* **Figure record extracts**
* Start *

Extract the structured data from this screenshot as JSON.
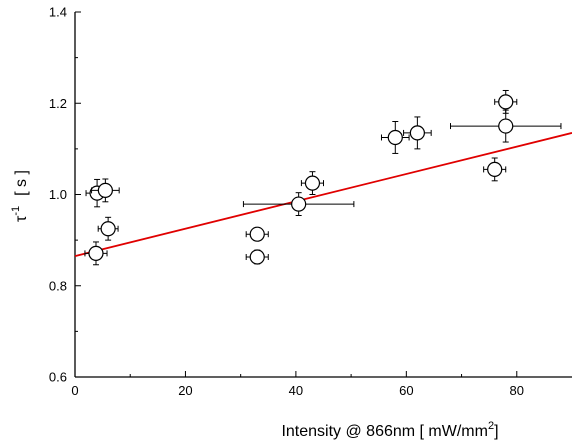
{
  "chart_data": {
    "type": "scatter",
    "title": "",
    "xlabel_main": "Intensity @ 866nm  [ mW/mm",
    "xlabel_sup": "2",
    "xlabel_end": "]",
    "ylabel_main": "τ",
    "ylabel_sup": "-1",
    "ylabel_end": "[ s ]",
    "xlim": [
      0,
      90
    ],
    "ylim": [
      0.6,
      1.4
    ],
    "x_ticks": [
      0,
      20,
      40,
      60,
      80
    ],
    "y_ticks": [
      0.6,
      0.8,
      1.0,
      1.2,
      1.4
    ],
    "x_tick_labels": [
      "0",
      "20",
      "40",
      "60",
      "80"
    ],
    "y_tick_labels": [
      "0.6",
      "0.8",
      "1.0",
      "1.2",
      "1.4"
    ],
    "grid": false,
    "series": [
      {
        "marker": "open-circle",
        "color": "#000000",
        "points": [
          {
            "x": 4.0,
            "y": 1.003,
            "xerr": 2.0,
            "yerr": 0.03
          },
          {
            "x": 5.5,
            "y": 1.009,
            "xerr": 2.5,
            "yerr": 0.025
          },
          {
            "x": 6.0,
            "y": 0.925,
            "xerr": 1.8,
            "yerr": 0.025
          },
          {
            "x": 3.8,
            "y": 0.871,
            "xerr": 2.0,
            "yerr": 0.025
          },
          {
            "x": 33.0,
            "y": 0.913,
            "xerr": 2.0,
            "yerr": 0.01
          },
          {
            "x": 33.0,
            "y": 0.863,
            "xerr": 2.0,
            "yerr": 0.015
          },
          {
            "x": 40.5,
            "y": 0.979,
            "xerr": 10.0,
            "yerr": 0.025
          },
          {
            "x": 43.0,
            "y": 1.025,
            "xerr": 2.0,
            "yerr": 0.025
          },
          {
            "x": 58.0,
            "y": 1.125,
            "xerr": 2.5,
            "yerr": 0.035
          },
          {
            "x": 62.0,
            "y": 1.135,
            "xerr": 2.5,
            "yerr": 0.035
          },
          {
            "x": 76.0,
            "y": 1.055,
            "xerr": 2.0,
            "yerr": 0.025
          },
          {
            "x": 78.0,
            "y": 1.203,
            "xerr": 2.0,
            "yerr": 0.025
          },
          {
            "x": 78.0,
            "y": 1.15,
            "xerr": 10.0,
            "yerr": 0.035
          }
        ]
      }
    ],
    "fit_line": {
      "color": "#e00000",
      "x": [
        0,
        90
      ],
      "y": [
        0.865,
        1.135
      ]
    }
  }
}
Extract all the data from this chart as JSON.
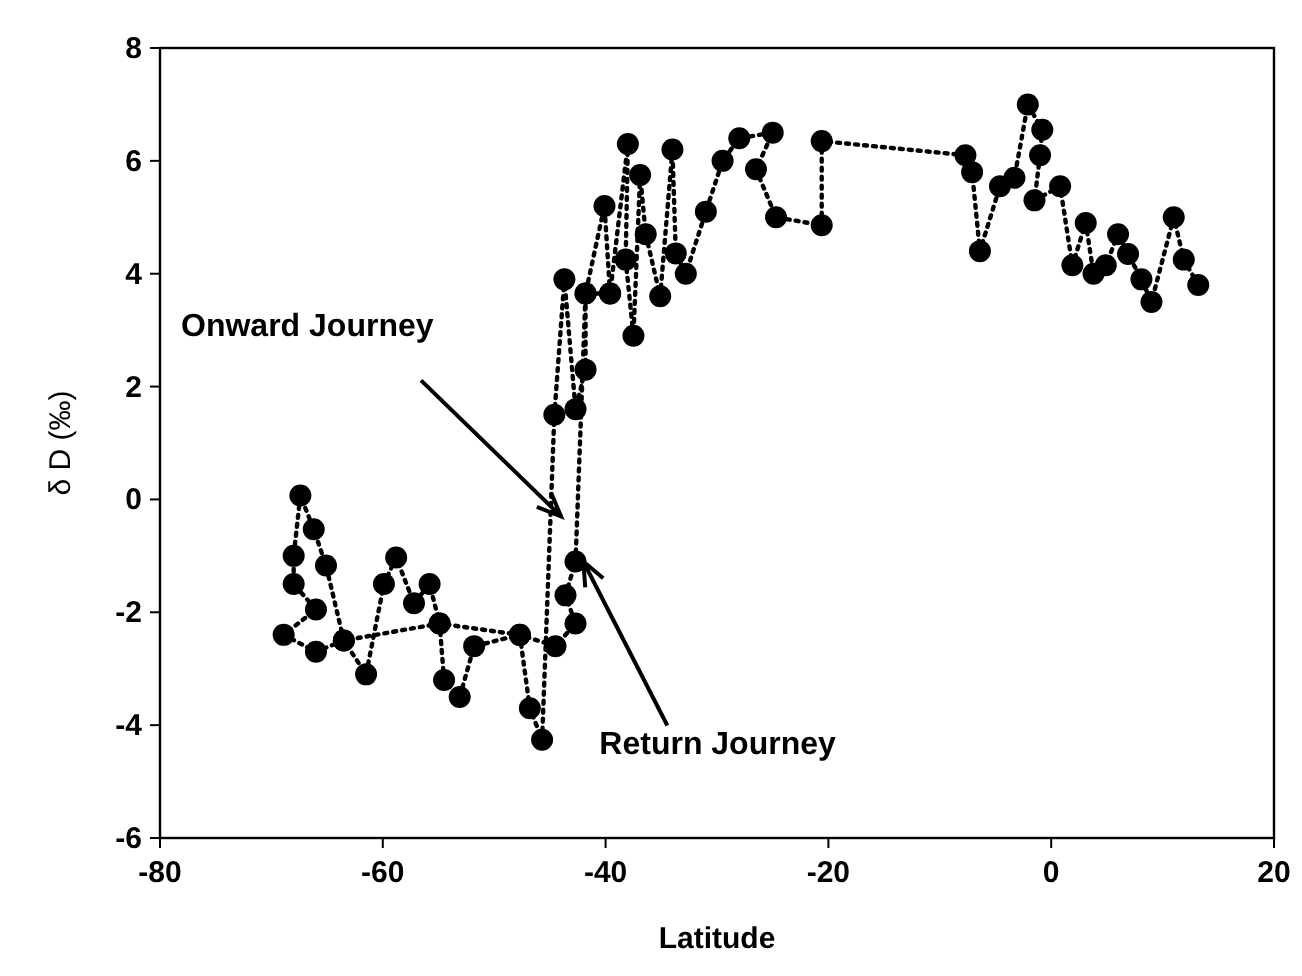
{
  "chart_data": {
    "type": "line",
    "xlabel": "Latitude",
    "ylabel": "δ D (‰)",
    "xlim": [
      -80,
      20
    ],
    "ylim": [
      -6,
      8
    ],
    "xticks": [
      -80,
      -60,
      -40,
      -20,
      0,
      20
    ],
    "yticks": [
      -6,
      -4,
      -2,
      0,
      2,
      4,
      6,
      8
    ],
    "grid": false,
    "marker": "circle",
    "line_style": "dotted",
    "series": [
      {
        "color": "#000000",
        "x": [
          13.2,
          11.9,
          11.0,
          9.0,
          8.1,
          6.9,
          6.0,
          4.9,
          3.8,
          3.1,
          1.9,
          0.8,
          -1.5,
          -1.0,
          -0.8,
          -2.1,
          -3.3,
          -4.6,
          -6.4,
          -7.1,
          -7.7,
          -20.6,
          -20.6,
          -24.7,
          -26.5,
          -25,
          -28,
          -29.5,
          -31,
          -32.8,
          -33.7,
          -34,
          -35.1,
          -36.4,
          -36.9,
          -37.5,
          -38.2,
          -38,
          -39.6,
          -40.1,
          -41.8,
          -41.8,
          -42.7,
          -43.7,
          -44.6,
          -45.7,
          -46.8,
          -47.7,
          -51.8,
          -53.1,
          -54.5,
          -54.9,
          -55.8,
          -57.2,
          -58.8,
          -59.9,
          -61.5,
          -63.5,
          -65.1,
          -66.2,
          -67.4,
          -68,
          -68,
          -66,
          -68.9,
          -66,
          -63.5,
          -54.9,
          -47.7,
          -44.5,
          -42.7,
          -43.6,
          -42.7,
          -41.8,
          -39.6
        ],
        "values": [
          3.8,
          4.25,
          5.0,
          3.5,
          3.9,
          4.35,
          4.7,
          4.15,
          4.0,
          4.9,
          4.15,
          5.55,
          5.3,
          6.1,
          6.55,
          7.0,
          5.7,
          5.55,
          4.4,
          5.8,
          6.1,
          6.35,
          4.86,
          5.0,
          5.85,
          6.5,
          6.4,
          6.0,
          5.1,
          4.0,
          4.36,
          6.2,
          3.6,
          4.7,
          5.75,
          2.9,
          4.25,
          6.3,
          3.65,
          5.2,
          3.65,
          2.3,
          1.6,
          3.9,
          1.5,
          -4.26,
          -3.7,
          -2.4,
          -2.6,
          -3.5,
          -3.2,
          -2.2,
          -1.5,
          -1.84,
          -1.03,
          -1.5,
          -3.1,
          -2.5,
          -1.17,
          -0.53,
          0.07,
          -1.0,
          -1.5,
          -1.95,
          -2.4,
          -2.7,
          -2.5,
          -2.2,
          -2.4,
          -2.6,
          -2.2,
          -1.7,
          -1.1,
          3.65,
          3.65
        ]
      }
    ],
    "annotations": [
      {
        "text": "Onward Journey",
        "x": -44,
        "y": -0.3
      },
      {
        "text": "Return Journey",
        "x": -42,
        "y": -1.1
      }
    ]
  }
}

* End *

* **Problem description**
Copy every record character for character. Skip the pictures.

* **Answer to the exercise**
Extract the structured data from this screenshot as JSON.
{
  "chart_data": {
    "type": "scatter",
    "title": "",
    "xlabel_main": "Intensity @ 866nm  [ mW/mm",
    "xlabel_sup": "2",
    "xlabel_end": "]",
    "ylabel_main": "τ",
    "ylabel_sup": "-1",
    "ylabel_end": "[ s ]",
    "xlim": [
      0,
      90
    ],
    "ylim": [
      0.6,
      1.4
    ],
    "x_ticks": [
      0,
      20,
      40,
      60,
      80
    ],
    "y_ticks": [
      0.6,
      0.8,
      1.0,
      1.2,
      1.4
    ],
    "x_tick_labels": [
      "0",
      "20",
      "40",
      "60",
      "80"
    ],
    "y_tick_labels": [
      "0.6",
      "0.8",
      "1.0",
      "1.2",
      "1.4"
    ],
    "grid": false,
    "series": [
      {
        "marker": "open-circle",
        "color": "#000000",
        "points": [
          {
            "x": 4.0,
            "y": 1.003,
            "xerr": 2.0,
            "yerr": 0.03
          },
          {
            "x": 5.5,
            "y": 1.009,
            "xerr": 2.5,
            "yerr": 0.025
          },
          {
            "x": 6.0,
            "y": 0.925,
            "xerr": 1.8,
            "yerr": 0.025
          },
          {
            "x": 3.8,
            "y": 0.871,
            "xerr": 2.0,
            "yerr": 0.025
          },
          {
            "x": 33.0,
            "y": 0.913,
            "xerr": 2.0,
            "yerr": 0.01
          },
          {
            "x": 33.0,
            "y": 0.863,
            "xerr": 2.0,
            "yerr": 0.015
          },
          {
            "x": 40.5,
            "y": 0.979,
            "xerr": 10.0,
            "yerr": 0.025
          },
          {
            "x": 43.0,
            "y": 1.025,
            "xerr": 2.0,
            "yerr": 0.025
          },
          {
            "x": 58.0,
            "y": 1.125,
            "xerr": 2.5,
            "yerr": 0.035
          },
          {
            "x": 62.0,
            "y": 1.135,
            "xerr": 2.5,
            "yerr": 0.035
          },
          {
            "x": 76.0,
            "y": 1.055,
            "xerr": 2.0,
            "yerr": 0.025
          },
          {
            "x": 78.0,
            "y": 1.203,
            "xerr": 2.0,
            "yerr": 0.025
          },
          {
            "x": 78.0,
            "y": 1.15,
            "xerr": 10.0,
            "yerr": 0.035
          }
        ]
      }
    ],
    "fit_line": {
      "color": "#e00000",
      "x": [
        0,
        90
      ],
      "y": [
        0.865,
        1.135
      ]
    }
  }
}
Extract all the data from this chart as JSON.
{
  "chart_data": {
    "type": "line",
    "xlabel": "Latitude",
    "ylabel": "δ D (‰)",
    "xlim": [
      -80,
      20
    ],
    "ylim": [
      -6,
      8
    ],
    "xticks": [
      -80,
      -60,
      -40,
      -20,
      0,
      20
    ],
    "yticks": [
      -6,
      -4,
      -2,
      0,
      2,
      4,
      6,
      8
    ],
    "grid": false,
    "marker": "circle",
    "line_style": "dotted",
    "series": [
      {
        "color": "#000000",
        "x": [
          13.2,
          11.9,
          11.0,
          9.0,
          8.1,
          6.9,
          6.0,
          4.9,
          3.8,
          3.1,
          1.9,
          0.8,
          -1.5,
          -1.0,
          -0.8,
          -2.1,
          -3.3,
          -4.6,
          -6.4,
          -7.1,
          -7.7,
          -20.6,
          -20.6,
          -24.7,
          -26.5,
          -25,
          -28,
          -29.5,
          -31,
          -32.8,
          -33.7,
          -34,
          -35.1,
          -36.4,
          -36.9,
          -37.5,
          -38.2,
          -38,
          -39.6,
          -40.1,
          -41.8,
          -41.8,
          -42.7,
          -43.7,
          -44.6,
          -45.7,
          -46.8,
          -47.7,
          -51.8,
          -53.1,
          -54.5,
          -54.9,
          -55.8,
          -57.2,
          -58.8,
          -59.9,
          -61.5,
          -63.5,
          -65.1,
          -66.2,
          -67.4,
          -68,
          -68,
          -66,
          -68.9,
          -66,
          -63.5,
          -54.9,
          -47.7,
          -44.5,
          -42.7,
          -43.6,
          -42.7,
          -41.8,
          -39.6
        ],
        "values": [
          3.8,
          4.25,
          5.0,
          3.5,
          3.9,
          4.35,
          4.7,
          4.15,
          4.0,
          4.9,
          4.15,
          5.55,
          5.3,
          6.1,
          6.55,
          7.0,
          5.7,
          5.55,
          4.4,
          5.8,
          6.1,
          6.35,
          4.86,
          5.0,
          5.85,
          6.5,
          6.4,
          6.0,
          5.1,
          4.0,
          4.36,
          6.2,
          3.6,
          4.7,
          5.75,
          2.9,
          4.25,
          6.3,
          3.65,
          5.2,
          3.65,
          2.3,
          1.6,
          3.9,
          1.5,
          -4.26,
          -3.7,
          -2.4,
          -2.6,
          -3.5,
          -3.2,
          -2.2,
          -1.5,
          -1.84,
          -1.03,
          -1.5,
          -3.1,
          -2.5,
          -1.17,
          -0.53,
          0.07,
          -1.0,
          -1.5,
          -1.95,
          -2.4,
          -2.7,
          -2.5,
          -2.2,
          -2.4,
          -2.6,
          -2.2,
          -1.7,
          -1.1,
          3.65,
          3.65
        ]
      }
    ],
    "annotations": [
      {
        "text": "Onward Journey",
        "x": -44,
        "y": -0.3
      },
      {
        "text": "Return Journey",
        "x": -42,
        "y": -1.1
      }
    ]
  }
}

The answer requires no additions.